Request: Below is a listing; reproduce each line of it exactly.

Excerpted data:
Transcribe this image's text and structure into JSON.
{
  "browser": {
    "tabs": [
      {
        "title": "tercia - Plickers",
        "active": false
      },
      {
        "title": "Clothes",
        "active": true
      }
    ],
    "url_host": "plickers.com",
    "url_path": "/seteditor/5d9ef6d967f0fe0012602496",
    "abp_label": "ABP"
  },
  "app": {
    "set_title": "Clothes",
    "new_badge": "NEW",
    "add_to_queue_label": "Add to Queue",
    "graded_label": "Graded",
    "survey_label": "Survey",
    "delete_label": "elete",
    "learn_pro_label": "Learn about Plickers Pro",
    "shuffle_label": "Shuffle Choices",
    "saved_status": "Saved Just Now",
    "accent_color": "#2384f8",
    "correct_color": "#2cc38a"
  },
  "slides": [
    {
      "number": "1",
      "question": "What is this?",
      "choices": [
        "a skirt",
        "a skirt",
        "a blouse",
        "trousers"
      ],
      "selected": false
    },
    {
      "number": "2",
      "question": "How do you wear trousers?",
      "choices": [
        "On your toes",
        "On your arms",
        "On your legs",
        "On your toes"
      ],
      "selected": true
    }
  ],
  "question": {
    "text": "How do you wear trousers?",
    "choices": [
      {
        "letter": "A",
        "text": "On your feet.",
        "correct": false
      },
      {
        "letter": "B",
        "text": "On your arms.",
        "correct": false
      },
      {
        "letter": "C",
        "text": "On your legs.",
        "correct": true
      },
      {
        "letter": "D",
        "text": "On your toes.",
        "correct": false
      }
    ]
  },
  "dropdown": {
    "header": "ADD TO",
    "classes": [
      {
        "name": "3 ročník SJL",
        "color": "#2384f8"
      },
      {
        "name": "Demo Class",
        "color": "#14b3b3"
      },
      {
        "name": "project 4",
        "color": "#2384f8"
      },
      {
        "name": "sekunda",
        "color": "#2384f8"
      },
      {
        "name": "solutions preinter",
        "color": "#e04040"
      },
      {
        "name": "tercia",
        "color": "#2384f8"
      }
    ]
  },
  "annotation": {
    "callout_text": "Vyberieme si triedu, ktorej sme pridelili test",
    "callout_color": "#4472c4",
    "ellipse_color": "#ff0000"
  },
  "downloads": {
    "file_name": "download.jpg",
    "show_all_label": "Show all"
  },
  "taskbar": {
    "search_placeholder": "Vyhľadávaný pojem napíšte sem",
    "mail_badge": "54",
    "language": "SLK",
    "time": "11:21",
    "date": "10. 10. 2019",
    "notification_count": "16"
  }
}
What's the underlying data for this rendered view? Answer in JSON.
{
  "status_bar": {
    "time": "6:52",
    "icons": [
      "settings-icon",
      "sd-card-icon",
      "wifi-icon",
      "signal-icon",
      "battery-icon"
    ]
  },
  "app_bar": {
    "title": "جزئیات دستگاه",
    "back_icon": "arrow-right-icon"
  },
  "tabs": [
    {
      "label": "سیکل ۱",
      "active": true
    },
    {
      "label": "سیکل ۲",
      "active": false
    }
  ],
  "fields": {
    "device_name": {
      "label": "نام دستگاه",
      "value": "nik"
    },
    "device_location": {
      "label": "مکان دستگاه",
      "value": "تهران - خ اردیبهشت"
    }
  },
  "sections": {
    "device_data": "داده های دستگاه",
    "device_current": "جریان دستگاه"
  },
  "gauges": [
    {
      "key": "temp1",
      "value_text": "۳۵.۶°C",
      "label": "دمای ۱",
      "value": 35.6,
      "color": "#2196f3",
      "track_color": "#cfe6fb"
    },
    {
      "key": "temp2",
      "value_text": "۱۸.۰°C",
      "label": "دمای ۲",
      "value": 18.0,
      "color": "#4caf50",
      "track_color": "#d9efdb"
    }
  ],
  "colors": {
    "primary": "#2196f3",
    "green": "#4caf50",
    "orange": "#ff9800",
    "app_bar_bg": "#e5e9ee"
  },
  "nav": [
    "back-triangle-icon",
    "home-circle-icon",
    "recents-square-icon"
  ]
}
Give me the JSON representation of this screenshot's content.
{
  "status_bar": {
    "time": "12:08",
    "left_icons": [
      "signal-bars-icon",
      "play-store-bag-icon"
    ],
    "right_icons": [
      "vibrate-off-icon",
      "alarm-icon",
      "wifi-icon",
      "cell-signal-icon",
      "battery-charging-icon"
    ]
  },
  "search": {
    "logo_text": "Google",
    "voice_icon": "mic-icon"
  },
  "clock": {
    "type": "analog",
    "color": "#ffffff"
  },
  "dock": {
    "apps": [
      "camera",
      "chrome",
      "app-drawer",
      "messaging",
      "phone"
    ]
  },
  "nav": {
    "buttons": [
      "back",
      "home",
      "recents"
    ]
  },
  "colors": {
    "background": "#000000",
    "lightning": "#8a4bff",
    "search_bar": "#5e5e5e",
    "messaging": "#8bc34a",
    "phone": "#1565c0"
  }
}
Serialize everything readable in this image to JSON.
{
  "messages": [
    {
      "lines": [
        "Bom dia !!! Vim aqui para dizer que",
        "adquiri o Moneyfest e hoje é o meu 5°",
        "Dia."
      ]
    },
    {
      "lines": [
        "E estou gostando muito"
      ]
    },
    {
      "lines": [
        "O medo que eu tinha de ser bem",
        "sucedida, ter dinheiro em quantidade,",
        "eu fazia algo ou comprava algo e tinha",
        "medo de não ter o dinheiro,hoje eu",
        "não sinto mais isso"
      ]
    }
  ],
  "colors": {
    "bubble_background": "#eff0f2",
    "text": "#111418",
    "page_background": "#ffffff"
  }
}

Correct response:
Transcribe this image's text and structure into JSON.
{
  "browser": {
    "tabs": [
      {
        "title": "tercia - Plickers",
        "active": false
      },
      {
        "title": "Clothes",
        "active": true
      }
    ],
    "url_host": "plickers.com",
    "url_path": "/seteditor/5d9ef6d967f0fe0012602496",
    "abp_label": "ABP"
  },
  "app": {
    "set_title": "Clothes",
    "new_badge": "NEW",
    "add_to_queue_label": "Add to Queue",
    "graded_label": "Graded",
    "survey_label": "Survey",
    "delete_label": "elete",
    "learn_pro_label": "Learn about Plickers Pro",
    "shuffle_label": "Shuffle Choices",
    "saved_status": "Saved Just Now",
    "accent_color": "#2384f8",
    "correct_color": "#2cc38a"
  },
  "slides": [
    {
      "number": "1",
      "question": "What is this?",
      "choices": [
        "a skirt",
        "a skirt",
        "a blouse",
        "trousers"
      ],
      "selected": false
    },
    {
      "number": "2",
      "question": "How do you wear trousers?",
      "choices": [
        "On your toes",
        "On your arms",
        "On your legs",
        "On your toes"
      ],
      "selected": true
    }
  ],
  "question": {
    "text": "How do you wear trousers?",
    "choices": [
      {
        "letter": "A",
        "text": "On your feet.",
        "correct": false
      },
      {
        "letter": "B",
        "text": "On your arms.",
        "correct": false
      },
      {
        "letter": "C",
        "text": "On your legs.",
        "correct": true
      },
      {
        "letter": "D",
        "text": "On your toes.",
        "correct": false
      }
    ]
  },
  "dropdown": {
    "header": "ADD TO",
    "classes": [
      {
        "name": "3 ročník SJL",
        "color": "#2384f8"
      },
      {
        "name": "Demo Class",
        "color": "#14b3b3"
      },
      {
        "name": "project 4",
        "color": "#2384f8"
      },
      {
        "name": "sekunda",
        "color": "#2384f8"
      },
      {
        "name": "solutions preinter",
        "color": "#e04040"
      },
      {
        "name": "tercia",
        "color": "#2384f8"
      }
    ]
  },
  "annotation": {
    "callout_text": "Vyberieme si triedu, ktorej sme pridelili test",
    "callout_color": "#4472c4",
    "ellipse_color": "#ff0000"
  },
  "downloads": {
    "file_name": "download.jpg",
    "show_all_label": "Show all"
  },
  "taskbar": {
    "search_placeholder": "Vyhľadávaný pojem napíšte sem",
    "mail_badge": "54",
    "language": "SLK",
    "time": "11:21",
    "date": "10. 10. 2019",
    "notification_count": "16"
  }
}
What's the underlying data for this rendered view? Answer in JSON.
{
  "status_bar": {
    "time": "6:52",
    "icons": [
      "settings-icon",
      "sd-card-icon",
      "wifi-icon",
      "signal-icon",
      "battery-icon"
    ]
  },
  "app_bar": {
    "title": "جزئیات دستگاه",
    "back_icon": "arrow-right-icon"
  },
  "tabs": [
    {
      "label": "سیکل ۱",
      "active": true
    },
    {
      "label": "سیکل ۲",
      "active": false
    }
  ],
  "fields": {
    "device_name": {
      "label": "نام دستگاه",
      "value": "nik"
    },
    "device_location": {
      "label": "مکان دستگاه",
      "value": "تهران - خ اردیبهشت"
    }
  },
  "sections": {
    "device_data": "داده های دستگاه",
    "device_current": "جریان دستگاه"
  },
  "gauges": [
    {
      "key": "temp1",
      "value_text": "۳۵.۶°C",
      "label": "دمای ۱",
      "value": 35.6,
      "color": "#2196f3",
      "track_color": "#cfe6fb"
    },
    {
      "key": "temp2",
      "value_text": "۱۸.۰°C",
      "label": "دمای ۲",
      "value": 18.0,
      "color": "#4caf50",
      "track_color": "#d9efdb"
    }
  ],
  "colors": {
    "primary": "#2196f3",
    "green": "#4caf50",
    "orange": "#ff9800",
    "app_bar_bg": "#e5e9ee"
  },
  "nav": [
    "back-triangle-icon",
    "home-circle-icon",
    "recents-square-icon"
  ]
}
Give me the JSON representation of this screenshot's content.
{
  "status_bar": {
    "time": "12:08",
    "left_icons": [
      "signal-bars-icon",
      "play-store-bag-icon"
    ],
    "right_icons": [
      "vibrate-off-icon",
      "alarm-icon",
      "wifi-icon",
      "cell-signal-icon",
      "battery-charging-icon"
    ]
  },
  "search": {
    "logo_text": "Google",
    "voice_icon": "mic-icon"
  },
  "clock": {
    "type": "analog",
    "color": "#ffffff"
  },
  "dock": {
    "apps": [
      "camera",
      "chrome",
      "app-drawer",
      "messaging",
      "phone"
    ]
  },
  "nav": {
    "buttons": [
      "back",
      "home",
      "recents"
    ]
  },
  "colors": {
    "background": "#000000",
    "lightning": "#8a4bff",
    "search_bar": "#5e5e5e",
    "messaging": "#8bc34a",
    "phone": "#1565c0"
  }
}
Serialize everything readable in this image to JSON.
{
  "messages": [
    {
      "lines": [
        "Bom dia !!! Vim aqui para dizer que",
        "adquiri o Moneyfest e hoje é o meu 5°",
        "Dia."
      ]
    },
    {
      "lines": [
        "E estou gostando muito"
      ]
    },
    {
      "lines": [
        "O medo que eu tinha de ser bem",
        "sucedida, ter dinheiro em quantidade,",
        "eu fazia algo ou comprava algo e tinha",
        "medo de não ter o dinheiro,hoje eu",
        "não sinto mais isso"
      ]
    }
  ],
  "colors": {
    "bubble_background": "#eff0f2",
    "text": "#111418",
    "page_background": "#ffffff"
  }
}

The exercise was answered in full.